• _Exercise task_: Select, from the material below, each line with "xlabel" in it.

####

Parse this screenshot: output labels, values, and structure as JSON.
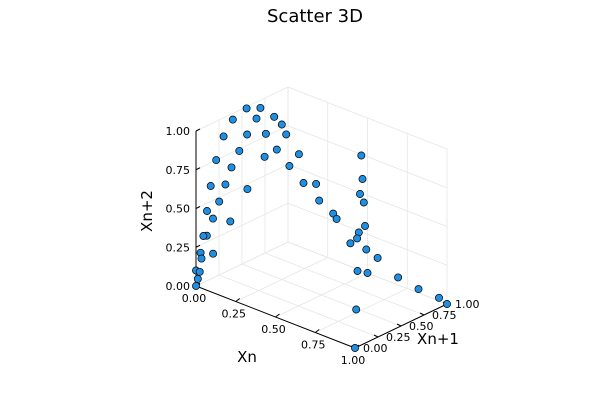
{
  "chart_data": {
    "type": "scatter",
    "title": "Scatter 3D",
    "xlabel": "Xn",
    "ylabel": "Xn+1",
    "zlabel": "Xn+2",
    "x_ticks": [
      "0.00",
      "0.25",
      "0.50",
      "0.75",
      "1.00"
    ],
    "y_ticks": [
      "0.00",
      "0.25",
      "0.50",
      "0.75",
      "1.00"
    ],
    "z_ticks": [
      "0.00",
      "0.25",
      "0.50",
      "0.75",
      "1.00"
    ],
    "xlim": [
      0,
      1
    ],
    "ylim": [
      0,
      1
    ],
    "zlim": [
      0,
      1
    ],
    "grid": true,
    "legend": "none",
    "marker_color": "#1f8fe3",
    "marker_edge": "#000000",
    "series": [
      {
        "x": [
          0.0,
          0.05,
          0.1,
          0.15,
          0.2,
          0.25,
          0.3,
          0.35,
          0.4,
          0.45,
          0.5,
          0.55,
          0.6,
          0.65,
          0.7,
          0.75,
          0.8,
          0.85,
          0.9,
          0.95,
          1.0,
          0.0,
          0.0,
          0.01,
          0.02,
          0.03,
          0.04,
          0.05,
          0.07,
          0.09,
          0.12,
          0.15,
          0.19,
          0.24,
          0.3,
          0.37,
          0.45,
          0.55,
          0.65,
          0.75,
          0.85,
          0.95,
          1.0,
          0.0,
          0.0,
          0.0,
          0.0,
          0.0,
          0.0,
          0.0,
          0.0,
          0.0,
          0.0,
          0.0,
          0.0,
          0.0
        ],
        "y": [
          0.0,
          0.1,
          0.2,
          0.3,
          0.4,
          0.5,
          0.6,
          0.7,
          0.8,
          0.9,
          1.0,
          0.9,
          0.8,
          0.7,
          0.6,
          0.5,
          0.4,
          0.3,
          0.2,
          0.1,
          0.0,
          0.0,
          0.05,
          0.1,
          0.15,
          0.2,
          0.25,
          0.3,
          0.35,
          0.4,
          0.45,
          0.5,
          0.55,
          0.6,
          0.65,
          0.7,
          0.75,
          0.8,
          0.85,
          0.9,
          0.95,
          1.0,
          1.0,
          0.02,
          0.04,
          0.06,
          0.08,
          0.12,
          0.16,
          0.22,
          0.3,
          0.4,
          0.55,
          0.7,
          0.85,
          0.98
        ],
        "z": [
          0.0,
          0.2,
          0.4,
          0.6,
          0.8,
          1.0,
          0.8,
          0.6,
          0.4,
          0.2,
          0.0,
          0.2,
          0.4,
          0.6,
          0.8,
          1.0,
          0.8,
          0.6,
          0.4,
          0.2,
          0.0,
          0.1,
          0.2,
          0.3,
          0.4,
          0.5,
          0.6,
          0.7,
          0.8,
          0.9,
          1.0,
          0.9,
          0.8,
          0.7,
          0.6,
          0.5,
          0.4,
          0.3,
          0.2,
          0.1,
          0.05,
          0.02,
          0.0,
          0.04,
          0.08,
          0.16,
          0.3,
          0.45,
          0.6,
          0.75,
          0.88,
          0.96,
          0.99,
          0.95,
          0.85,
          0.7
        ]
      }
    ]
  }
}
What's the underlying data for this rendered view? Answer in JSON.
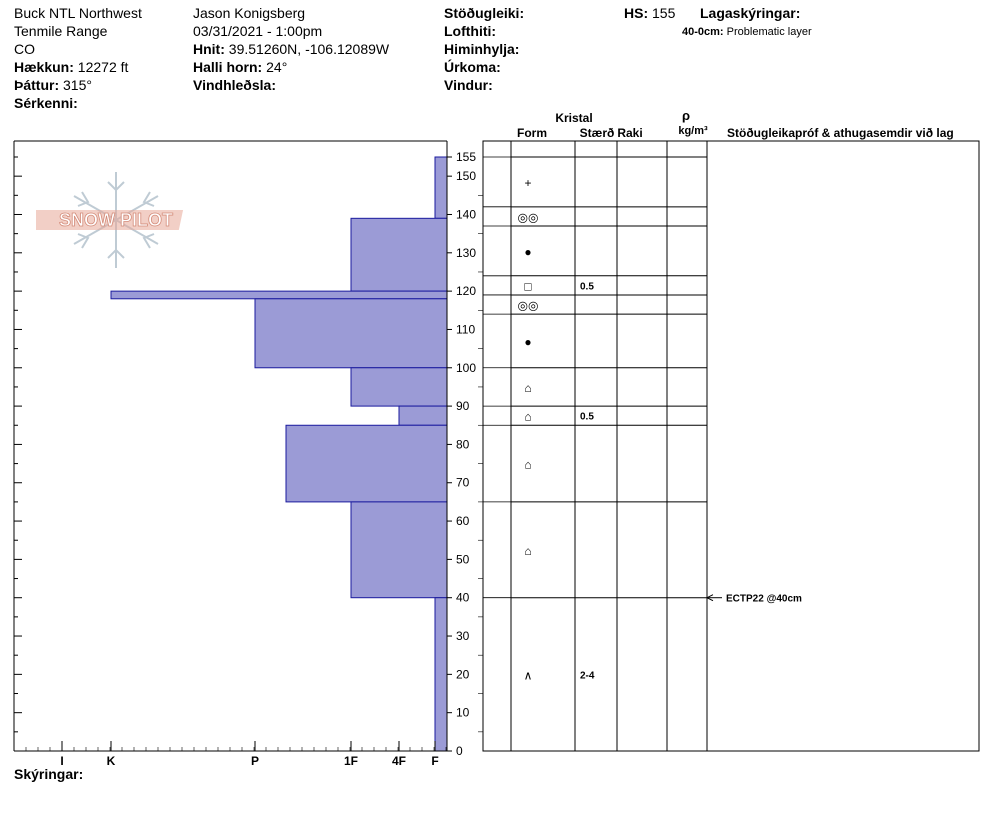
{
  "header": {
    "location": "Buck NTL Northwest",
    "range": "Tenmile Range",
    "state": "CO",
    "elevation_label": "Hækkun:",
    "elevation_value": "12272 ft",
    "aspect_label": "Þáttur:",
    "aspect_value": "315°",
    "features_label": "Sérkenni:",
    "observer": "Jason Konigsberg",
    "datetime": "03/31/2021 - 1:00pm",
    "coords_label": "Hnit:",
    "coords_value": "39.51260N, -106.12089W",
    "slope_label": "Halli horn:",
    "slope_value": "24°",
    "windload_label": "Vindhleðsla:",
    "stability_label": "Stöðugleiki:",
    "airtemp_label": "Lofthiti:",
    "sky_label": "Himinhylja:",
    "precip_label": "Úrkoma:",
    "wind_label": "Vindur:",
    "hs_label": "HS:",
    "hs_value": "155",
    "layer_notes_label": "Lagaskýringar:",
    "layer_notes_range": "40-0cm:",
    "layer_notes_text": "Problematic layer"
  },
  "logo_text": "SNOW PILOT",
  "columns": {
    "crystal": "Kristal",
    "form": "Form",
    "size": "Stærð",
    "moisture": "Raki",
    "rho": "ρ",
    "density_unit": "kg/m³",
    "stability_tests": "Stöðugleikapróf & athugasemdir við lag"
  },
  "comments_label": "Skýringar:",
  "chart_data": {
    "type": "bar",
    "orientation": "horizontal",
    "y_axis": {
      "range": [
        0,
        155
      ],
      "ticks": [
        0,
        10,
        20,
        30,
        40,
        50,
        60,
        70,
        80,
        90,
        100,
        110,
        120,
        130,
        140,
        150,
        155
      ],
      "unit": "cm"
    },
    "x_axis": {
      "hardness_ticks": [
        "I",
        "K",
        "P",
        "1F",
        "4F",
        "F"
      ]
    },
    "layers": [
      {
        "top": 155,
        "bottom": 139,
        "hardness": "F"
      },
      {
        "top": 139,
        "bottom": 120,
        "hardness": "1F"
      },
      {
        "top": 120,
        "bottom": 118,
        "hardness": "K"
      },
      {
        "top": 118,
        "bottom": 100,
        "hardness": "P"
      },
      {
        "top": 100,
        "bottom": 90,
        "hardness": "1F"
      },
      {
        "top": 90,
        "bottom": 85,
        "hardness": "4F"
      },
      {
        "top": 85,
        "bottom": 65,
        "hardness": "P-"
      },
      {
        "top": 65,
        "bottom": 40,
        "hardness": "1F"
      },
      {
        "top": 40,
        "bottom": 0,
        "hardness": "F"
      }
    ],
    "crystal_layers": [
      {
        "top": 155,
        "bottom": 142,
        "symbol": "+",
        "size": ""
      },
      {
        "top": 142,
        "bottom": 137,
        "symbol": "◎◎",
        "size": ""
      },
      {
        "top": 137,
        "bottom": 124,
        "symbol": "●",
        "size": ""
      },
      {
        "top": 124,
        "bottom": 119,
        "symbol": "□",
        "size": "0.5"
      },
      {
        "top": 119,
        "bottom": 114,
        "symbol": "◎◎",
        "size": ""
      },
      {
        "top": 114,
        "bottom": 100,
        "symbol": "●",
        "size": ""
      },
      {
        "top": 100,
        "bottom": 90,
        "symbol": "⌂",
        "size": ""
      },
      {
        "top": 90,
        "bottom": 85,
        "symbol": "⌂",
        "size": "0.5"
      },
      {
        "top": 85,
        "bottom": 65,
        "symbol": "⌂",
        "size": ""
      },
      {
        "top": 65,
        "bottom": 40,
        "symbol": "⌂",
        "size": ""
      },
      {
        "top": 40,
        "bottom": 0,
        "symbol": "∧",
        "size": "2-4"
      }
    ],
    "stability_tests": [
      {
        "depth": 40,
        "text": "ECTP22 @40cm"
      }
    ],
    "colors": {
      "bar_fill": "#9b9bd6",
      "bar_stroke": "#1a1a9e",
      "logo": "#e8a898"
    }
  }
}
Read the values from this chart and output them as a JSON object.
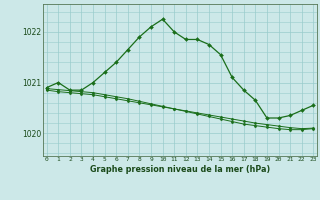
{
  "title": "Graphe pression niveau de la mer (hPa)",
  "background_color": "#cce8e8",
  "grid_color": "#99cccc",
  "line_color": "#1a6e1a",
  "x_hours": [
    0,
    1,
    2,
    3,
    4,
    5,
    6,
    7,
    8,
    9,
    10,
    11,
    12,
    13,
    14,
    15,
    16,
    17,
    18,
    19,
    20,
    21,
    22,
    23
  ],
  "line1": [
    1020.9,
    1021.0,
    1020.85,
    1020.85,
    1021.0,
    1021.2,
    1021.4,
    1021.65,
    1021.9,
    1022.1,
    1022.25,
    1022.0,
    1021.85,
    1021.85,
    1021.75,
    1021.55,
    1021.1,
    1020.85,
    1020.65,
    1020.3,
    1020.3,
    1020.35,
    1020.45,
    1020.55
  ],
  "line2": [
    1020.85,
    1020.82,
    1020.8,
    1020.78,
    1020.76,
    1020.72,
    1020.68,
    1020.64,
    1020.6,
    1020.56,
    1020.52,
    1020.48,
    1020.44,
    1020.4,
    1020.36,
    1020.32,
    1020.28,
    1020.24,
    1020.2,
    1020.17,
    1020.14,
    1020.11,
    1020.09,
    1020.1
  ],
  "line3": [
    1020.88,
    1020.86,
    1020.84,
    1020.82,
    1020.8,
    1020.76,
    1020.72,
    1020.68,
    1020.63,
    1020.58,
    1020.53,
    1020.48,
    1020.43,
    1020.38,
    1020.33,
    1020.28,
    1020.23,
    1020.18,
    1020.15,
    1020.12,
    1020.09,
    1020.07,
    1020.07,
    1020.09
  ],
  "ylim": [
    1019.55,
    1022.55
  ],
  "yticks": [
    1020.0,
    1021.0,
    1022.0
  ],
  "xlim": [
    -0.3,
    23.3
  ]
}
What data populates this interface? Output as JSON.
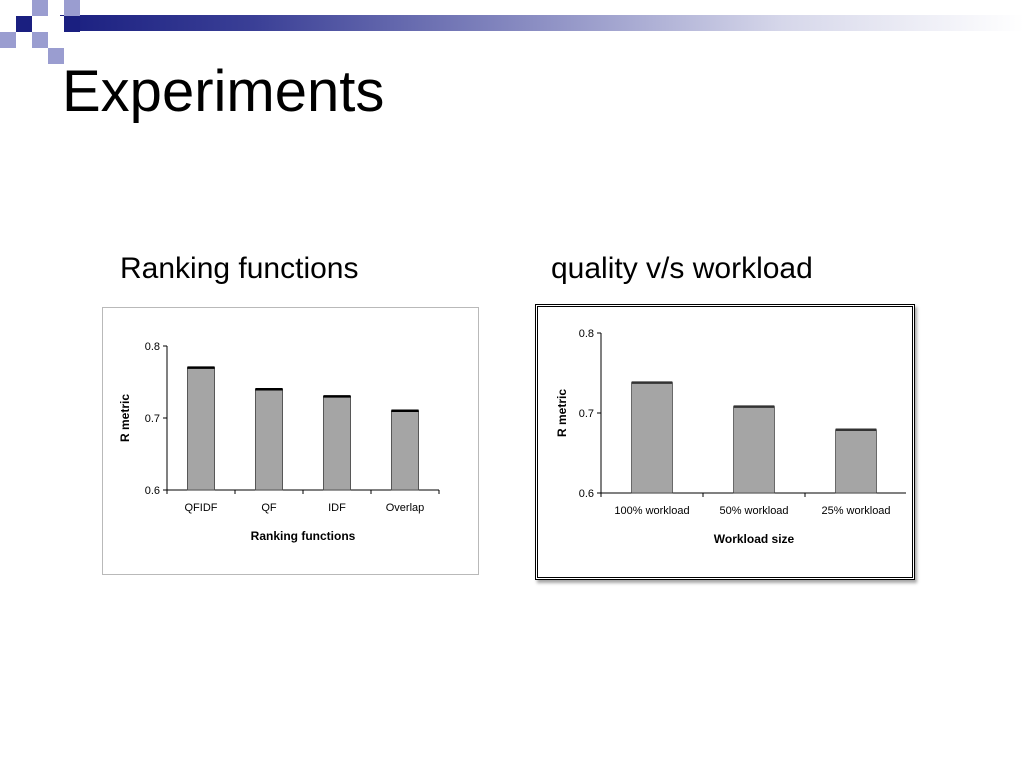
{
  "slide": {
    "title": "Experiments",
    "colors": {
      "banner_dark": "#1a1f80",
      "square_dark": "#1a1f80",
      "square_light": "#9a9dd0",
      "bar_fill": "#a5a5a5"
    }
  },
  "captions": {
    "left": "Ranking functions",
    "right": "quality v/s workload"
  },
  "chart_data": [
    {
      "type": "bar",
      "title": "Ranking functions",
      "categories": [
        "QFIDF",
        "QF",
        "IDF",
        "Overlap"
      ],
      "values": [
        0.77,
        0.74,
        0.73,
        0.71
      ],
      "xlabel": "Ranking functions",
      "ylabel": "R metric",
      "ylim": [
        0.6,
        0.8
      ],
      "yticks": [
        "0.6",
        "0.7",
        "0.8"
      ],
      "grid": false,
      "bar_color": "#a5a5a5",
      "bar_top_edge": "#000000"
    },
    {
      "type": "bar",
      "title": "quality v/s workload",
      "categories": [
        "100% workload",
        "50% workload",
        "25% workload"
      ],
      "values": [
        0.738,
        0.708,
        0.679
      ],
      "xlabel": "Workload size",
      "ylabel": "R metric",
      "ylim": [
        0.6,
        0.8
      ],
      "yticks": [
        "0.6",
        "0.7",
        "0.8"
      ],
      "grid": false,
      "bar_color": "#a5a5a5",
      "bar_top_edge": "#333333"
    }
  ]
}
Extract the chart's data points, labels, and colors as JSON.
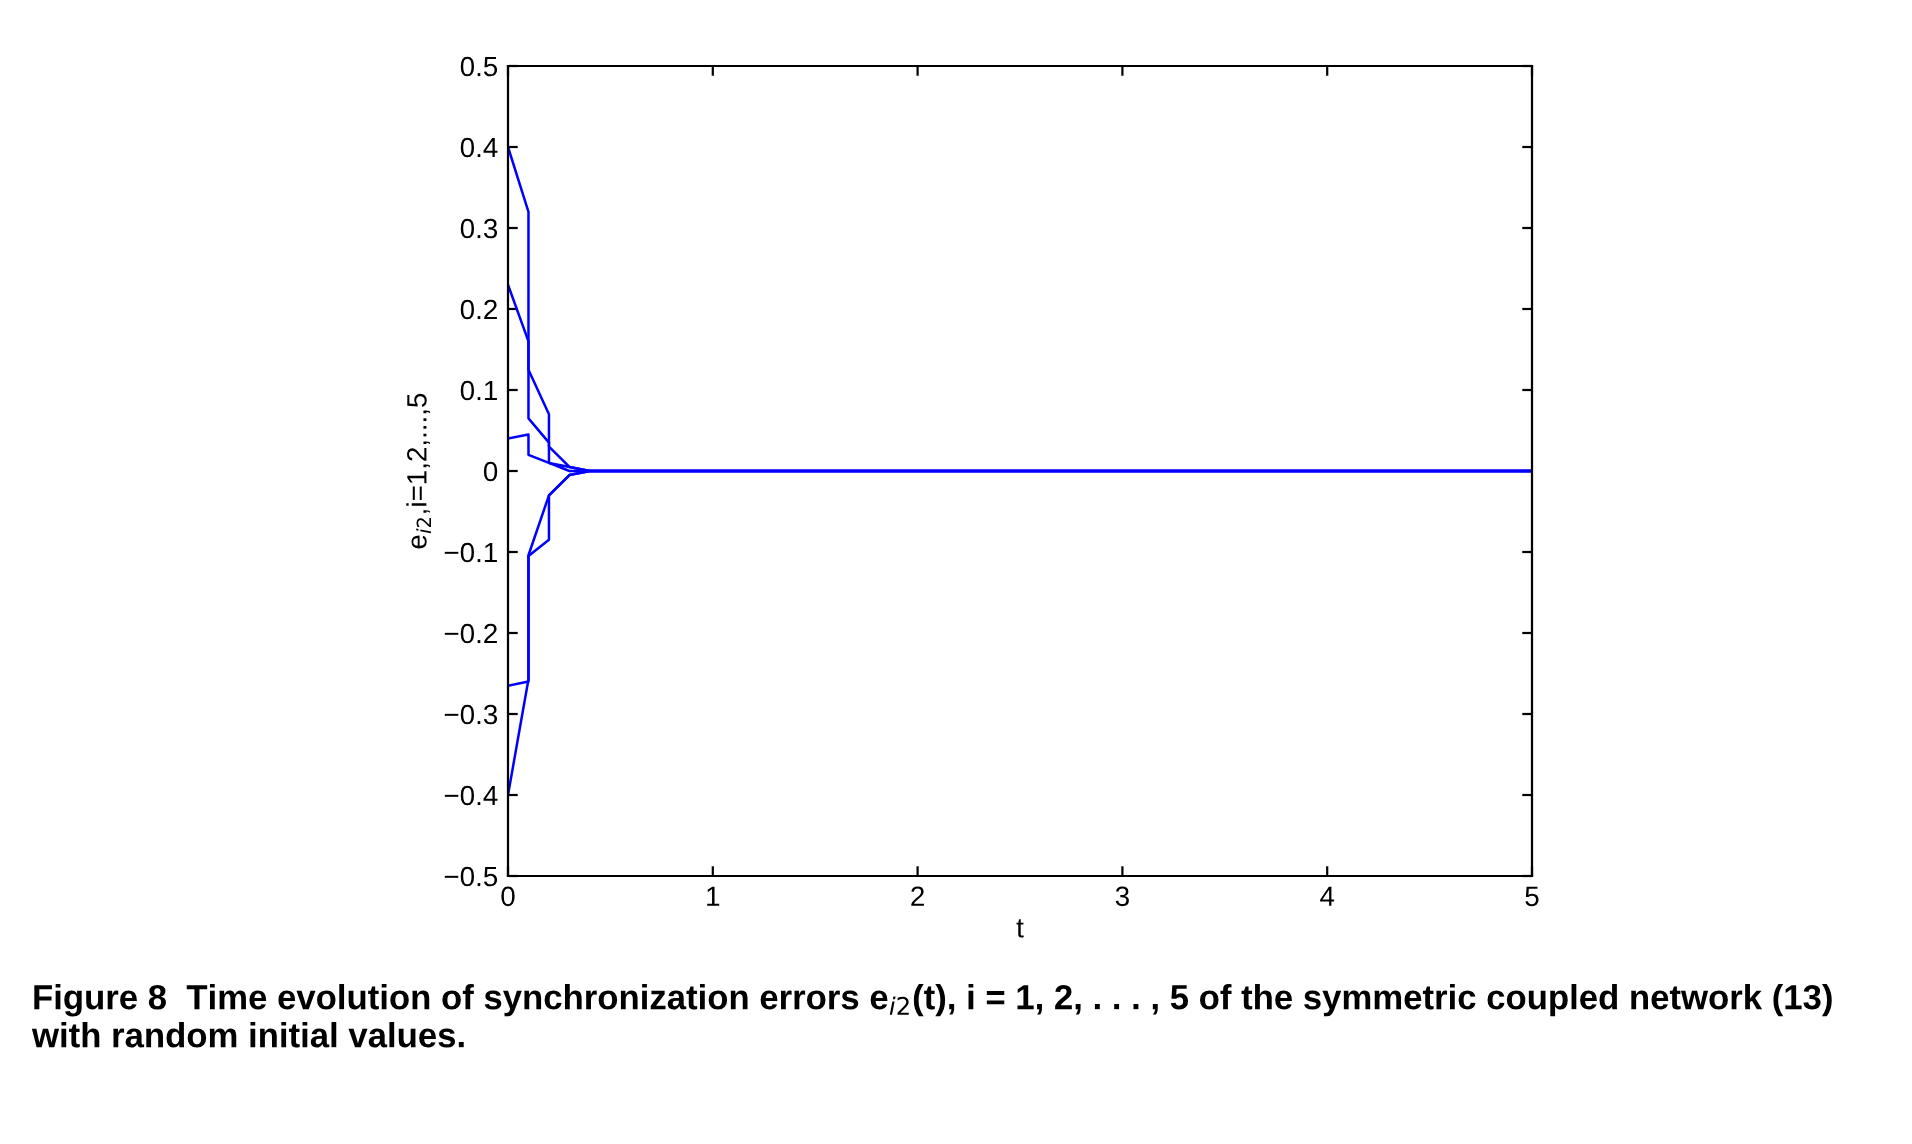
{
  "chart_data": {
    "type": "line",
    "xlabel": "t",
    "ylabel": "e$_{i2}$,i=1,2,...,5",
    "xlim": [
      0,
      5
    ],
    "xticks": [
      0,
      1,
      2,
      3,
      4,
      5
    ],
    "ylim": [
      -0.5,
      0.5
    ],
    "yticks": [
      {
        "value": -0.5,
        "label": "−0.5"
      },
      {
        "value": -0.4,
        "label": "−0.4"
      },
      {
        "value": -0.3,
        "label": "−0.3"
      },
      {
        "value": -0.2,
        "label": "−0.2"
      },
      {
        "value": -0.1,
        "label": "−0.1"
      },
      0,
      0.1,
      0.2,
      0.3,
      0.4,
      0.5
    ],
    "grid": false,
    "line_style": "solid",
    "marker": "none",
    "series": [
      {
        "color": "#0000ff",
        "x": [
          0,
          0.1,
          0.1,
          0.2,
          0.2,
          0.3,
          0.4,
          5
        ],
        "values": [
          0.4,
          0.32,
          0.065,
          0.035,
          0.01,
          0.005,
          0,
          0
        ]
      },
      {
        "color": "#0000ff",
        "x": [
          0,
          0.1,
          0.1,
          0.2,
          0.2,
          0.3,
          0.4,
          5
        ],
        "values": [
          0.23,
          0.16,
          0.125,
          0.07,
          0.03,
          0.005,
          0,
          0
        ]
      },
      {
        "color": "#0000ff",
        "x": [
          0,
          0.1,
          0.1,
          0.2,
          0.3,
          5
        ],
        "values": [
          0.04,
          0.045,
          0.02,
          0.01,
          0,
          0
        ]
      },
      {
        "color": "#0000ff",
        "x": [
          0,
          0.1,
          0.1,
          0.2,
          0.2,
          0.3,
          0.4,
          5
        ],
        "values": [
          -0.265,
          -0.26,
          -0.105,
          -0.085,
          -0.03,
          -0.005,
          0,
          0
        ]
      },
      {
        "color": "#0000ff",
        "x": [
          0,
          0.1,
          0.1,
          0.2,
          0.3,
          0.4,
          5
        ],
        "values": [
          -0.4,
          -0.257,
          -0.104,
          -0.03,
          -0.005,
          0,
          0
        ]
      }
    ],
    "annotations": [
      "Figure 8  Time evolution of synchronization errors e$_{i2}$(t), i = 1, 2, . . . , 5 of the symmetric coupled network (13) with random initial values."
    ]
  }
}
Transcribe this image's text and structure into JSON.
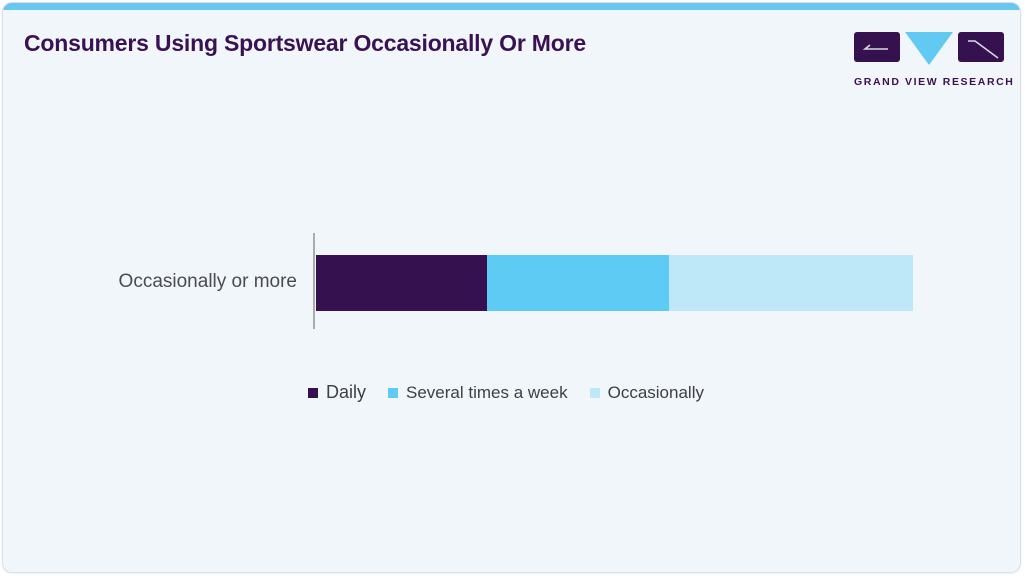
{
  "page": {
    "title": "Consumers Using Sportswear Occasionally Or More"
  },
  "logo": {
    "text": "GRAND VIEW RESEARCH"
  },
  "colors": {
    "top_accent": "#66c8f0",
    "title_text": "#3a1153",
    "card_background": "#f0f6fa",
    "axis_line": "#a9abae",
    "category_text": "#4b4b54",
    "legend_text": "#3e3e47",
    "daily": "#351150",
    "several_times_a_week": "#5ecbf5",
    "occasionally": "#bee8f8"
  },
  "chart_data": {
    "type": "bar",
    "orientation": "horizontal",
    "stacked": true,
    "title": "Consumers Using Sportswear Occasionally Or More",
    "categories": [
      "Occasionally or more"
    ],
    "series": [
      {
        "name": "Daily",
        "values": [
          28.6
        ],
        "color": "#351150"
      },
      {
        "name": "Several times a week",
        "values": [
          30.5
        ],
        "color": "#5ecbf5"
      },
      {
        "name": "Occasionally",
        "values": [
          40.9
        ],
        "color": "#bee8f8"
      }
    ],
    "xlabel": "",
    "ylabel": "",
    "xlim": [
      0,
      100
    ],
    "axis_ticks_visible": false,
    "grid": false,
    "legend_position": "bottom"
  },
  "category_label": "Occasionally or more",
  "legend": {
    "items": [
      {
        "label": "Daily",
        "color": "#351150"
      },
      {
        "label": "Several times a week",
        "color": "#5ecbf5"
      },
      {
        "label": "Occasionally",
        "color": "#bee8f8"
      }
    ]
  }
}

####

• _Answer to the task_:
    "xlabel": "Xn",
      "xlabel": "Ranking functions",
      "xlabel": "Workload size",
    "xlabel": "t",
    "xlabel": "",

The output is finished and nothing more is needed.